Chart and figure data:
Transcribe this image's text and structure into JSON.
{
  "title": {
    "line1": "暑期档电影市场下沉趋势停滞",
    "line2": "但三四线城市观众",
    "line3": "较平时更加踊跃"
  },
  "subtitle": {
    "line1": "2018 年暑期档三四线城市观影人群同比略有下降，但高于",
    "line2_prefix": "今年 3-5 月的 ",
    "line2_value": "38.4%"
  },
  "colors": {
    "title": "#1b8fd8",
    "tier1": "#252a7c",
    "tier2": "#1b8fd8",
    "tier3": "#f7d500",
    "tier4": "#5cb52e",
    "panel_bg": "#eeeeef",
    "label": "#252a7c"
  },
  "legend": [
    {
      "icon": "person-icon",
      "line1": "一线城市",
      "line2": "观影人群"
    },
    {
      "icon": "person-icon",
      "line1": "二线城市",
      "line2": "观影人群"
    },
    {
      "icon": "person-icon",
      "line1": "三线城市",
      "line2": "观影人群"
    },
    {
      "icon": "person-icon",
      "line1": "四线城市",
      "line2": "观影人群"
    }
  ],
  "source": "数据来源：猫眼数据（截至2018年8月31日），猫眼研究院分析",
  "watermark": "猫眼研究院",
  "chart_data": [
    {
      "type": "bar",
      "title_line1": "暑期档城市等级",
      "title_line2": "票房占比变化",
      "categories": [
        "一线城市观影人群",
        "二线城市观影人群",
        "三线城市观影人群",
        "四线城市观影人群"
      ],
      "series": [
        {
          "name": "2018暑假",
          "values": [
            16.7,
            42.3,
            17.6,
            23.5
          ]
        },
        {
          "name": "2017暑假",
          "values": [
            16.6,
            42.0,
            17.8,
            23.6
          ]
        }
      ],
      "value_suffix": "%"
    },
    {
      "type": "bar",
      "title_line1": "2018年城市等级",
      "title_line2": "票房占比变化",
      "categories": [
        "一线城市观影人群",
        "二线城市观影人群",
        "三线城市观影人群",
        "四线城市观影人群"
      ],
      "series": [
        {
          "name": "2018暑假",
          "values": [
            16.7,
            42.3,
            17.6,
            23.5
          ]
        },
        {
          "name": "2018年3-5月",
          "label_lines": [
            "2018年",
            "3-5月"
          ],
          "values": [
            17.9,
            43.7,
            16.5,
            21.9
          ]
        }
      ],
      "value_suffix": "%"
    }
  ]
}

» Written exercise
Reproduce each line of the material above precisely.

» In response
Transcribe this image's text and structure into JSON.
{
  "title": {
    "line1": "暑期档电影市场下沉趋势停滞",
    "line2": "但三四线城市观众",
    "line3": "较平时更加踊跃"
  },
  "subtitle": {
    "line1": "2018 年暑期档三四线城市观影人群同比略有下降，但高于",
    "line2_prefix": "今年 3-5 月的 ",
    "line2_value": "38.4%"
  },
  "colors": {
    "title": "#1b8fd8",
    "tier1": "#252a7c",
    "tier2": "#1b8fd8",
    "tier3": "#f7d500",
    "tier4": "#5cb52e",
    "panel_bg": "#eeeeef",
    "label": "#252a7c"
  },
  "legend": [
    {
      "icon": "person-icon",
      "line1": "一线城市",
      "line2": "观影人群"
    },
    {
      "icon": "person-icon",
      "line1": "二线城市",
      "line2": "观影人群"
    },
    {
      "icon": "person-icon",
      "line1": "三线城市",
      "line2": "观影人群"
    },
    {
      "icon": "person-icon",
      "line1": "四线城市",
      "line2": "观影人群"
    }
  ],
  "source": "数据来源：猫眼数据（截至2018年8月31日），猫眼研究院分析",
  "watermark": "猫眼研究院",
  "chart_data": [
    {
      "type": "bar",
      "title_line1": "暑期档城市等级",
      "title_line2": "票房占比变化",
      "categories": [
        "一线城市观影人群",
        "二线城市观影人群",
        "三线城市观影人群",
        "四线城市观影人群"
      ],
      "series": [
        {
          "name": "2018暑假",
          "values": [
            16.7,
            42.3,
            17.6,
            23.5
          ]
        },
        {
          "name": "2017暑假",
          "values": [
            16.6,
            42.0,
            17.8,
            23.6
          ]
        }
      ],
      "value_suffix": "%"
    },
    {
      "type": "bar",
      "title_line1": "2018年城市等级",
      "title_line2": "票房占比变化",
      "categories": [
        "一线城市观影人群",
        "二线城市观影人群",
        "三线城市观影人群",
        "四线城市观影人群"
      ],
      "series": [
        {
          "name": "2018暑假",
          "values": [
            16.7,
            42.3,
            17.6,
            23.5
          ]
        },
        {
          "name": "2018年3-5月",
          "label_lines": [
            "2018年",
            "3-5月"
          ],
          "values": [
            17.9,
            43.7,
            16.5,
            21.9
          ]
        }
      ],
      "value_suffix": "%"
    }
  ]
}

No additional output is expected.